Excerpted data →
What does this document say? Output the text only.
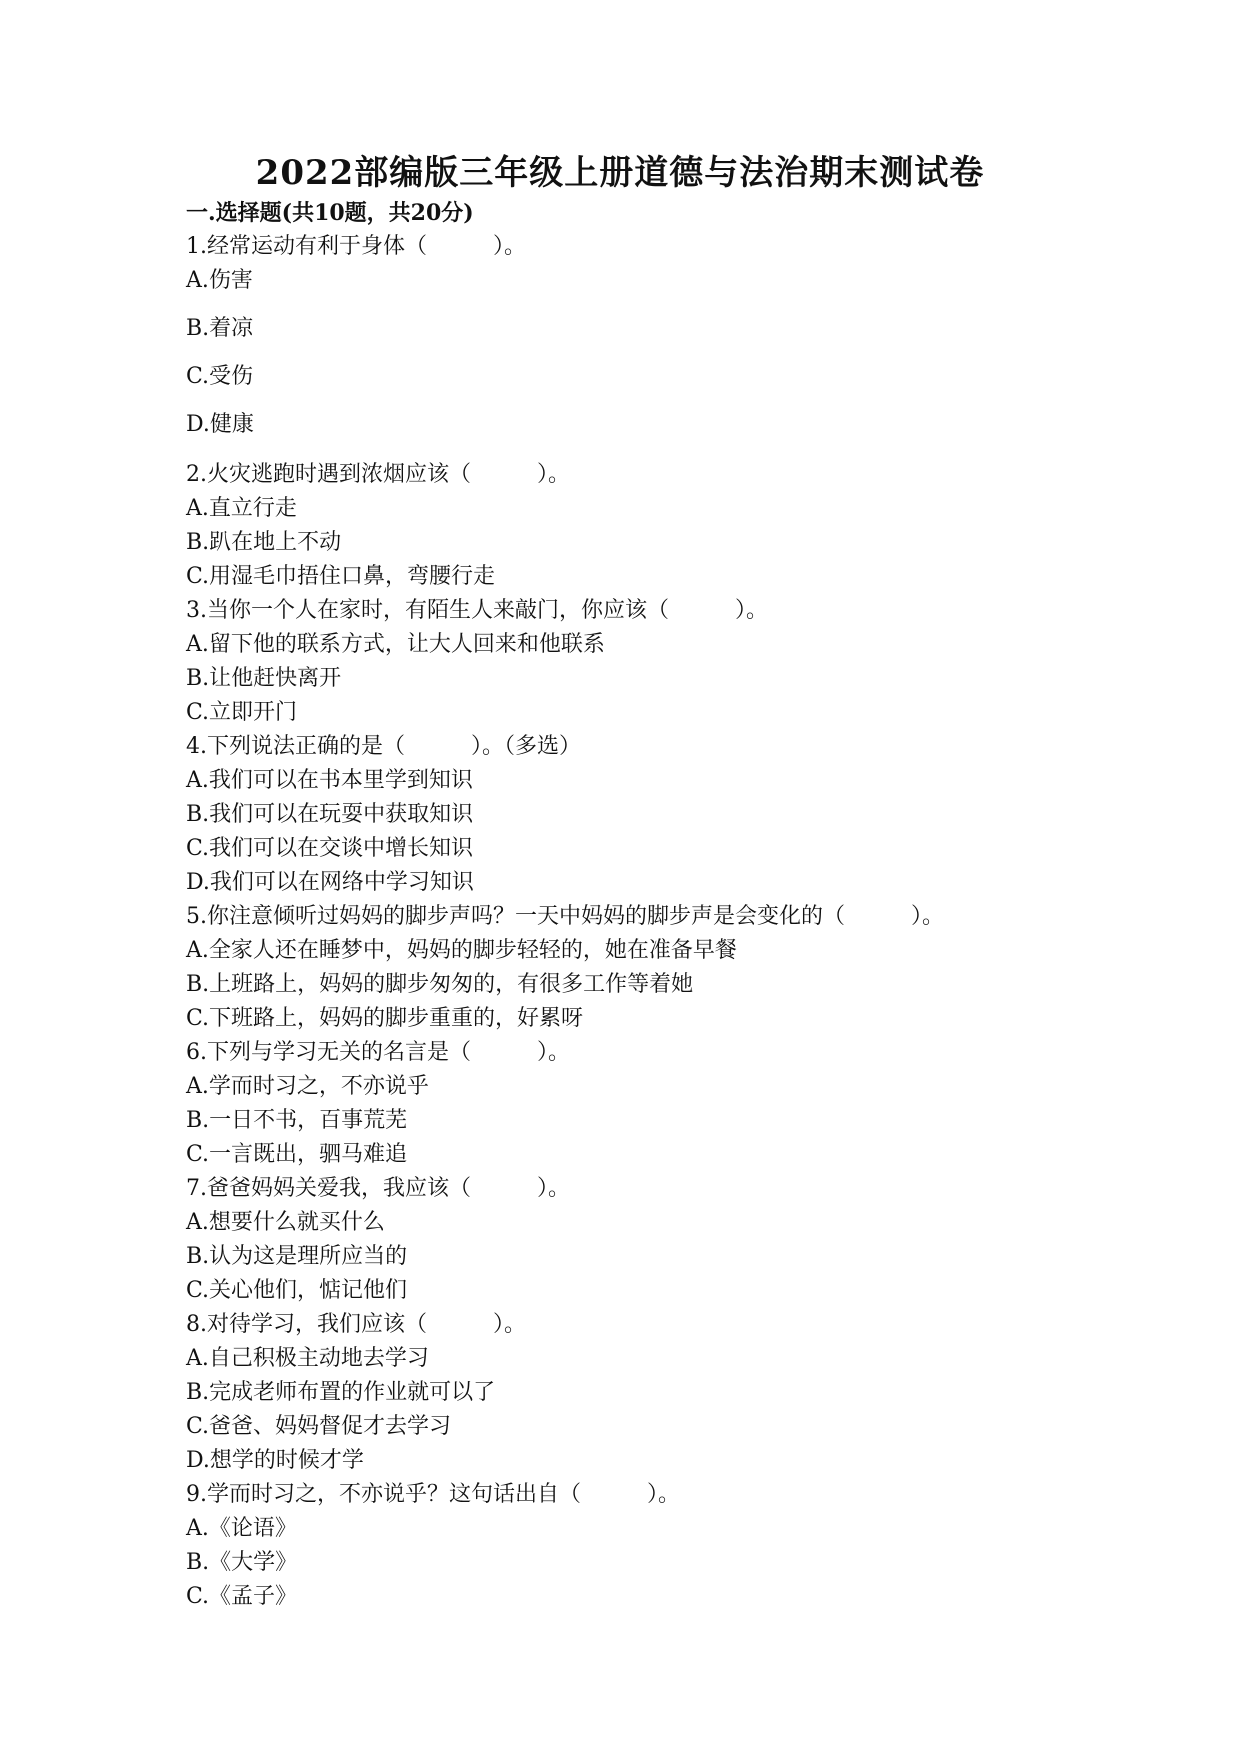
2022部编版三年级上册道德与法治期末测试卷
一.选择题(共10题，共20分)
1.经常运动有利于身体（　　　）。
A.伤害
B.着凉
C.受伤
D.健康
2.火灾逃跑时遇到浓烟应该（　　　）。
A.直立行走
B.趴在地上不动
C.用湿毛巾捂住口鼻，弯腰行走
3.当你一个人在家时，有陌生人来敲门，你应该（　　　）。
A.留下他的联系方式，让大人回来和他联系
B.让他赶快离开
C.立即开门
4.下列说法正确的是（　　　）。（多选）
A.我们可以在书本里学到知识
B.我们可以在玩耍中获取知识
C.我们可以在交谈中增长知识
D.我们可以在网络中学习知识
5.你注意倾听过妈妈的脚步声吗？一天中妈妈的脚步声是会变化的（　　　）。
A.全家人还在睡梦中，妈妈的脚步轻轻的，她在准备早餐
B.上班路上，妈妈的脚步匆匆的，有很多工作等着她
C.下班路上，妈妈的脚步重重的，好累呀
6.下列与学习无关的名言是（　　　）。
A.学而时习之，不亦说乎
B.一日不书，百事荒芜
C.一言既出，驷马难追
7.爸爸妈妈关爱我，我应该（　　　）。
A.想要什么就买什么
B.认为这是理所应当的
C.关心他们，惦记他们
8.对待学习，我们应该（　　　）。
A.自己积极主动地去学习
B.完成老师布置的作业就可以了
C.爸爸、妈妈督促才去学习
D.想学的时候才学
9.学而时习之，不亦说乎？这句话出自（　　　）。
A.《论语》
B.《大学》
C.《孟子》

Exercise details →
Transcribe every record above exactly as written, leaving out any pictures.

Result below →
What does this document say? Output the text only.
2022部编版三年级上册道德与法治期末测试卷
一.选择题(共10题，共20分)
1.经常运动有利于身体（　　　）。
A.伤害
B.着凉
C.受伤
D.健康
2.火灾逃跑时遇到浓烟应该（　　　）。
A.直立行走
B.趴在地上不动
C.用湿毛巾捂住口鼻，弯腰行走
3.当你一个人在家时，有陌生人来敲门，你应该（　　　）。
A.留下他的联系方式，让大人回来和他联系
B.让他赶快离开
C.立即开门
4.下列说法正确的是（　　　）。（多选）
A.我们可以在书本里学到知识
B.我们可以在玩耍中获取知识
C.我们可以在交谈中增长知识
D.我们可以在网络中学习知识
5.你注意倾听过妈妈的脚步声吗？一天中妈妈的脚步声是会变化的（　　　）。
A.全家人还在睡梦中，妈妈的脚步轻轻的，她在准备早餐
B.上班路上，妈妈的脚步匆匆的，有很多工作等着她
C.下班路上，妈妈的脚步重重的，好累呀
6.下列与学习无关的名言是（　　　）。
A.学而时习之，不亦说乎
B.一日不书，百事荒芜
C.一言既出，驷马难追
7.爸爸妈妈关爱我，我应该（　　　）。
A.想要什么就买什么
B.认为这是理所应当的
C.关心他们，惦记他们
8.对待学习，我们应该（　　　）。
A.自己积极主动地去学习
B.完成老师布置的作业就可以了
C.爸爸、妈妈督促才去学习
D.想学的时候才学
9.学而时习之，不亦说乎？这句话出自（　　　）。
A.《论语》
B.《大学》
C.《孟子》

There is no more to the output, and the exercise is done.